▸ Task
Pull out every line below containing the word "cheddar".

▸ The input
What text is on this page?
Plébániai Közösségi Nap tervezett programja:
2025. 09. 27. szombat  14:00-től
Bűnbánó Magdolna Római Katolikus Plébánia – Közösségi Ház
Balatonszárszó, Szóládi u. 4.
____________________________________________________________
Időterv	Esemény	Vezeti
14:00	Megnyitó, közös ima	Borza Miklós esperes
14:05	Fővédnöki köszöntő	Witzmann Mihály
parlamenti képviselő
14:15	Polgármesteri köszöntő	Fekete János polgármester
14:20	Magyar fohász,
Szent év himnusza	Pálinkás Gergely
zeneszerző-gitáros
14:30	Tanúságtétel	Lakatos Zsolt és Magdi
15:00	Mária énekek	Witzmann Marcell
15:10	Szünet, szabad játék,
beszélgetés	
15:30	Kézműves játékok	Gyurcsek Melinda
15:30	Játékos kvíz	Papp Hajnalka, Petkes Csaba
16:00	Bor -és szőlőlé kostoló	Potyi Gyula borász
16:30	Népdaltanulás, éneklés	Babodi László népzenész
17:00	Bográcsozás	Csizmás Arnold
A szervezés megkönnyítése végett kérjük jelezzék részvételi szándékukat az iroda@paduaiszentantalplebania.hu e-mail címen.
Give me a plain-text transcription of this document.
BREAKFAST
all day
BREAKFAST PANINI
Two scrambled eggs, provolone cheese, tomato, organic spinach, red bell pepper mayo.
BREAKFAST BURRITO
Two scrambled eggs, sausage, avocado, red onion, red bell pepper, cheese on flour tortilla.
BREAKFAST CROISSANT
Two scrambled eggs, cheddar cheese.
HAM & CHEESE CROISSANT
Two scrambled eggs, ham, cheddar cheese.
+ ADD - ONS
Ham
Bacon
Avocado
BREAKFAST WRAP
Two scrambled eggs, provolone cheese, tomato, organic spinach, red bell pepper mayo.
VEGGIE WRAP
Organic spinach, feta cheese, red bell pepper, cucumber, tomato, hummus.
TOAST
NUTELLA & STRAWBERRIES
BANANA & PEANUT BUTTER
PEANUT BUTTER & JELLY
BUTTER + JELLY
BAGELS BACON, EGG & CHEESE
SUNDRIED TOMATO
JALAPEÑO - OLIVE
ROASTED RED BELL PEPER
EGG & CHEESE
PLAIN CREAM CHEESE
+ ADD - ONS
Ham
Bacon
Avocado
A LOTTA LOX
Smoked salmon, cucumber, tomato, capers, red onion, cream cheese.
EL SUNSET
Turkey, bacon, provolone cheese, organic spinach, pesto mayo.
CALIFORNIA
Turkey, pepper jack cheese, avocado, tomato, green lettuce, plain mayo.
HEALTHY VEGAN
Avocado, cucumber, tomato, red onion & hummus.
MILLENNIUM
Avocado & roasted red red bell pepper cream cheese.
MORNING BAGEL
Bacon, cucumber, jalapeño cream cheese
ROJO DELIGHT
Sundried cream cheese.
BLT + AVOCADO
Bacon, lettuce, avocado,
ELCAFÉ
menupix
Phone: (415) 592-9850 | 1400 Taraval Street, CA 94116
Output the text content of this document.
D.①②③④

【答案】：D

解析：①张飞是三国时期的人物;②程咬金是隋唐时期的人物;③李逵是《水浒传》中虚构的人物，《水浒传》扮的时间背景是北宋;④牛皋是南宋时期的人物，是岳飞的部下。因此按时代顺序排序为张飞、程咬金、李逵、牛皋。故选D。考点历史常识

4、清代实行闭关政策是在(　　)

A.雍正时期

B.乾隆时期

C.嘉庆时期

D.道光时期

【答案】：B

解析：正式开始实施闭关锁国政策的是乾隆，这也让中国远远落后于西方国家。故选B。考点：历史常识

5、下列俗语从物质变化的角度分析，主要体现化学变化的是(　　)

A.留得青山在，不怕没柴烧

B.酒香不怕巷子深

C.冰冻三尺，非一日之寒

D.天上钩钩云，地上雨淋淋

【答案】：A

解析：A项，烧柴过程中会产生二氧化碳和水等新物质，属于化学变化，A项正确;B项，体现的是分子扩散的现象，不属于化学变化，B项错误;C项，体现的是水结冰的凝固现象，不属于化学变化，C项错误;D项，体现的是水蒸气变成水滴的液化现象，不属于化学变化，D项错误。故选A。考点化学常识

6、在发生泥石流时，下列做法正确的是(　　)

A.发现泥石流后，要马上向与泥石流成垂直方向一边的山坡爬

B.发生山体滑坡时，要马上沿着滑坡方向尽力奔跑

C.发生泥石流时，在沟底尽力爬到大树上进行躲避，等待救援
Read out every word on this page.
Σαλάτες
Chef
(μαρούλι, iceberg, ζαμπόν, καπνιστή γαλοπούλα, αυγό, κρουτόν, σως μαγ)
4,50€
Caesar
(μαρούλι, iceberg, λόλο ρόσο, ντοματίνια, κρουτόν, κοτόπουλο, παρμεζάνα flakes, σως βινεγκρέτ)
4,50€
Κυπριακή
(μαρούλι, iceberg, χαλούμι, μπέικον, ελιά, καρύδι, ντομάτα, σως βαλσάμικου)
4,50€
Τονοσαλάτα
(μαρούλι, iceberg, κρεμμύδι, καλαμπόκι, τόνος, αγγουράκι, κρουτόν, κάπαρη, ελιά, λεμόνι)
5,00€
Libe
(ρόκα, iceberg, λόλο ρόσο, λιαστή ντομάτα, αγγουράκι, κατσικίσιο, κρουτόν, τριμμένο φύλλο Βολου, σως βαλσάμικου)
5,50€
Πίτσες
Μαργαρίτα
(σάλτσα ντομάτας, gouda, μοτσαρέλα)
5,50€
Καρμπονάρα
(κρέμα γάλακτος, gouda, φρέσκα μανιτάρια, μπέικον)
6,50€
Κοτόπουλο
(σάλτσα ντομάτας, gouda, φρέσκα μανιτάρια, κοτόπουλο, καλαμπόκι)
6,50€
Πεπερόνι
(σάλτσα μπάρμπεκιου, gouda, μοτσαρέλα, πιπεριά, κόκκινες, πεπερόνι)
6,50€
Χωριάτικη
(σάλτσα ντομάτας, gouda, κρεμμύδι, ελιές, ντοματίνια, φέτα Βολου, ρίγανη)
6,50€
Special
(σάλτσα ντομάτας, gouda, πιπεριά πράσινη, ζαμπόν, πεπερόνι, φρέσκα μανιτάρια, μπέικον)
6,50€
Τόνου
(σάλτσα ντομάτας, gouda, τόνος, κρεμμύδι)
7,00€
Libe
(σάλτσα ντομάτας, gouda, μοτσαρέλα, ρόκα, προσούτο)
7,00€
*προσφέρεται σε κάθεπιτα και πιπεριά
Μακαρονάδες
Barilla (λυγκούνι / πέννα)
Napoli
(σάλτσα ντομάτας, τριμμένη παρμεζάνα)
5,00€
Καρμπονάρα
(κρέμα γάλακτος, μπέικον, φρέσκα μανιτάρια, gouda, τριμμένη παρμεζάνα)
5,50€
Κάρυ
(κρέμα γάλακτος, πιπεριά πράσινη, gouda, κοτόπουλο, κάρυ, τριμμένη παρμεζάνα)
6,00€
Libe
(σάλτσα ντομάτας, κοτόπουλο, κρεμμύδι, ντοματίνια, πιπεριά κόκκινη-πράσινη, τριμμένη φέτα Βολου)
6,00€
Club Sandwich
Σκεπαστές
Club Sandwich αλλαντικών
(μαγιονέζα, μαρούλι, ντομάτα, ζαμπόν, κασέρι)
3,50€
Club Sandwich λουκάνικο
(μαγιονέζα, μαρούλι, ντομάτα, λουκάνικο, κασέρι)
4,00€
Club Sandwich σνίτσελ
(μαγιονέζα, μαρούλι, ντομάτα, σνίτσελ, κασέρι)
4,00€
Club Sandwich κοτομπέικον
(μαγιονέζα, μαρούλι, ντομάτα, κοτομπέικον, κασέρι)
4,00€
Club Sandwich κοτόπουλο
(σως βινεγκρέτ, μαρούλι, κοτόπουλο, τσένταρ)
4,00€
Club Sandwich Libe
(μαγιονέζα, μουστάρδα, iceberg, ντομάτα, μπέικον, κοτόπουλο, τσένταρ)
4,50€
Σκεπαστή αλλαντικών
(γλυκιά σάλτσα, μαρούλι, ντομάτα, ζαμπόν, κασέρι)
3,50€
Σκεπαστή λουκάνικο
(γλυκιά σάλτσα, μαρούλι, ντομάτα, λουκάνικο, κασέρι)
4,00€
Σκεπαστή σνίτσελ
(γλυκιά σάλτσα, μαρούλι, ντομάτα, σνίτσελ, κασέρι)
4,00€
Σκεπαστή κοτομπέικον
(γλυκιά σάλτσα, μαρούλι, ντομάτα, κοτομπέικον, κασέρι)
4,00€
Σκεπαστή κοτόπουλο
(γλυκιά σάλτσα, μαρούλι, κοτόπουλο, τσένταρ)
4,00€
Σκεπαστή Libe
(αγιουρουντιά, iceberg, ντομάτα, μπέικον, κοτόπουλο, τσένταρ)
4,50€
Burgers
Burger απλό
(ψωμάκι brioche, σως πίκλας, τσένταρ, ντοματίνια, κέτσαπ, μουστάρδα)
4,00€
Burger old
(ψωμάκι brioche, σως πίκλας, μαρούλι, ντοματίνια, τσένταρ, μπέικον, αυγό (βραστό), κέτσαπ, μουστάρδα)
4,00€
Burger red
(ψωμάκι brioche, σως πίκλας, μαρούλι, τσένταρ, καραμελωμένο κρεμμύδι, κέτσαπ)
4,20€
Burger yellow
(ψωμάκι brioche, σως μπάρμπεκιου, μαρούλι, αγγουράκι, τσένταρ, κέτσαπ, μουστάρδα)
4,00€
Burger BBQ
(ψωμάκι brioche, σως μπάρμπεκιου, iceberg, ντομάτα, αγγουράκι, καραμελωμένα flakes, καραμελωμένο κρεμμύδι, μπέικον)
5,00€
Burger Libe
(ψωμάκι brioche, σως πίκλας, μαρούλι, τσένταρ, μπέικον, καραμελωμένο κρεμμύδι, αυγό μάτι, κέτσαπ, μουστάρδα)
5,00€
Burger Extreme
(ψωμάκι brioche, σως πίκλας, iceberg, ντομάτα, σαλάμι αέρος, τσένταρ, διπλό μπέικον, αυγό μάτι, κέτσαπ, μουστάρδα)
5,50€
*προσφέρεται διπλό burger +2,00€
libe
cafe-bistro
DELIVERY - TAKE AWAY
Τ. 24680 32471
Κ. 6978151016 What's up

▸ Written response
Two scrambled eggs, cheddar cheese.
Two scrambled eggs, ham, cheddar cheese.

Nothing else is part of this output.